▸ SUPPLIED RECORDS

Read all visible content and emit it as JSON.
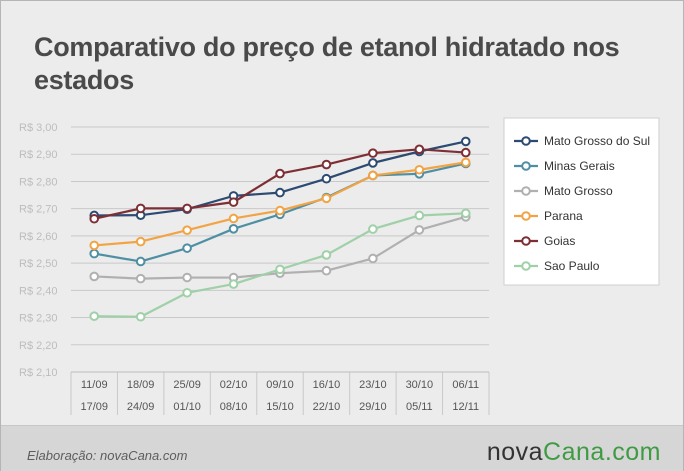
{
  "title": "Comparativo do preço de etanol hidratado nos estados",
  "footer": {
    "note": "Elaboração: novaCana.com",
    "brand_part1": "nova",
    "brand_part2": "Cana.com"
  },
  "colors": {
    "background": "#ececec",
    "grid": "#c9c9c9",
    "tick_text": "#bdbdbd",
    "axis_text": "#555555"
  },
  "chart_data": {
    "type": "line",
    "categories": [
      [
        "11/09",
        "17/09"
      ],
      [
        "18/09",
        "24/09"
      ],
      [
        "25/09",
        "01/10"
      ],
      [
        "02/10",
        "08/10"
      ],
      [
        "09/10",
        "15/10"
      ],
      [
        "16/10",
        "22/10"
      ],
      [
        "23/10",
        "29/10"
      ],
      [
        "30/10",
        "05/11"
      ],
      [
        "06/11",
        "12/11"
      ]
    ],
    "yticks": [
      "R$ 3,00",
      "R$ 2,90",
      "R$ 2,80",
      "R$ 2,70",
      "R$ 2,60",
      "R$ 2,50",
      "R$ 2,40",
      "R$ 2,30",
      "R$ 2,20",
      "R$ 2,10"
    ],
    "ylim": [
      2.1,
      3.0
    ],
    "grid": true,
    "legend_position": "right",
    "series": [
      {
        "name": "Mato Grosso do Sul",
        "color": "#2c4a72",
        "values": [
          2.675,
          2.676,
          2.698,
          2.747,
          2.759,
          2.81,
          2.868,
          2.91,
          2.947
        ]
      },
      {
        "name": "Minas Gerais",
        "color": "#4f8fa3",
        "values": [
          2.535,
          2.506,
          2.555,
          2.626,
          2.679,
          2.741,
          2.822,
          2.828,
          2.866
        ]
      },
      {
        "name": "Mato Grosso",
        "color": "#b0b0b0",
        "values": [
          2.451,
          2.443,
          2.447,
          2.447,
          2.463,
          2.472,
          2.517,
          2.622,
          2.67
        ]
      },
      {
        "name": "Parana",
        "color": "#f2a444",
        "values": [
          2.565,
          2.579,
          2.621,
          2.664,
          2.693,
          2.738,
          2.822,
          2.843,
          2.87
        ]
      },
      {
        "name": "Goias",
        "color": "#7d2f35",
        "values": [
          2.663,
          2.701,
          2.701,
          2.724,
          2.829,
          2.862,
          2.904,
          2.918,
          2.906
        ]
      },
      {
        "name": "Sao Paulo",
        "color": "#9fd0a8",
        "values": [
          2.305,
          2.303,
          2.391,
          2.423,
          2.477,
          2.53,
          2.625,
          2.675,
          2.683
        ]
      }
    ]
  }
}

▸ TASK TO CARRY OUT
In the listing, find every line with the word "Mato" and state how many there are, nothing more.

▸ RESPONSE BELOW
2